--- START DATASET RECORDS ---

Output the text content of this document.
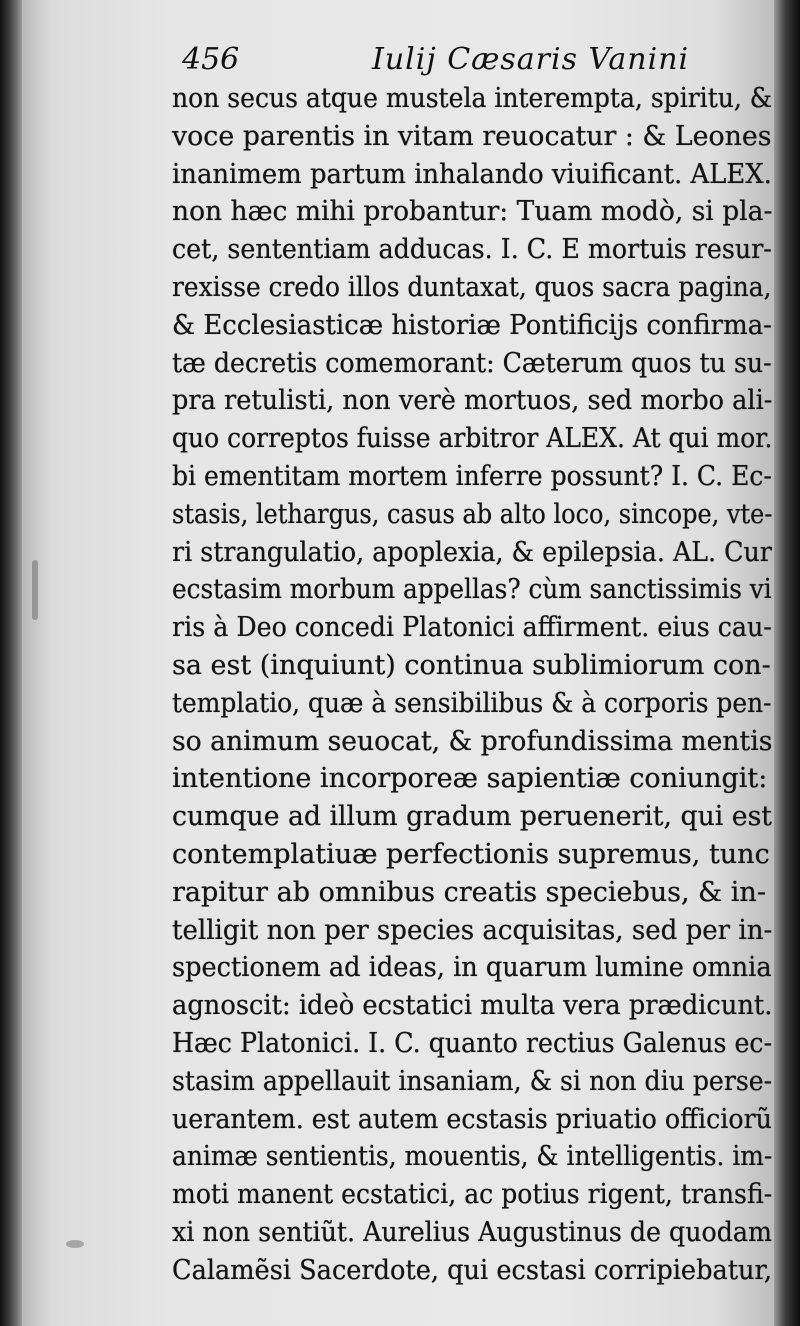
456	Iulij Cæsaris Vanini
non secus atque mustela interempta, spiritu, &
voce parentis in vitam reuocatur : & Leones
inanimem partum inhalando viuificant. ALEX.
non hæc mihi probantur: Tuam modò, si pla-
cet, sententiam adducas. I. C. E mortuis resur-
rexisse credo illos duntaxat, quos sacra pagina,
& Ecclesiasticæ historiæ Pontificijs confirma-
tæ decretis comemorant: Cæterum quos tu su-
pra retulisti, non verè mortuos, sed morbo ali-
quo correptos fuisse arbitror ALEX. At qui mor.
bi ementitam mortem inferre possunt? I. C. Ec-
stasis, lethargus, casus ab alto loco, sincope, vte-
ri strangulatio, apoplexia, & epilepsia. AL. Cur
ecstasim morbum appellas? cùm sanctissimis vi
ris à Deo concedi Platonici affirment. eius cau-
sa est (inquiunt) continua sublimiorum con-
templatio, quæ à sensibilibus & à corporis pen-
so animum seuocat, & profundissima mentis
intentione incorporeæ sapientiæ coniungit:
cumque ad illum gradum peruenerit, qui est
contemplatiuæ perfectionis supremus, tunc
rapitur ab omnibus creatis speciebus, & in-
telligit non per species acquisitas, sed per in-
spectionem ad ideas, in quarum lumine omnia
agnoscit: ideò ecstatici multa vera prædicunt.
Hæc Platonici. I. C. quanto rectius Galenus ec-
stasim appellauit insaniam, & si non diu perse-
uerantem. est autem ecstasis priuatio officiorũ
animæ sentientis, mouentis, & intelligentis. im-
moti manent ecstatici, ac potius rigent, transfi-
xi non sentiũt. Aurelius Augustinus de quodam
Calamẽsi Sacerdote, qui ecstasi corripiebatur,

--- END DATASET RECORDS ---

• WHAT IS EXPECTED: How many lines in the listing contain "Platonici"? Answer with the number alone.

• COMPLETE OUTPUT: 2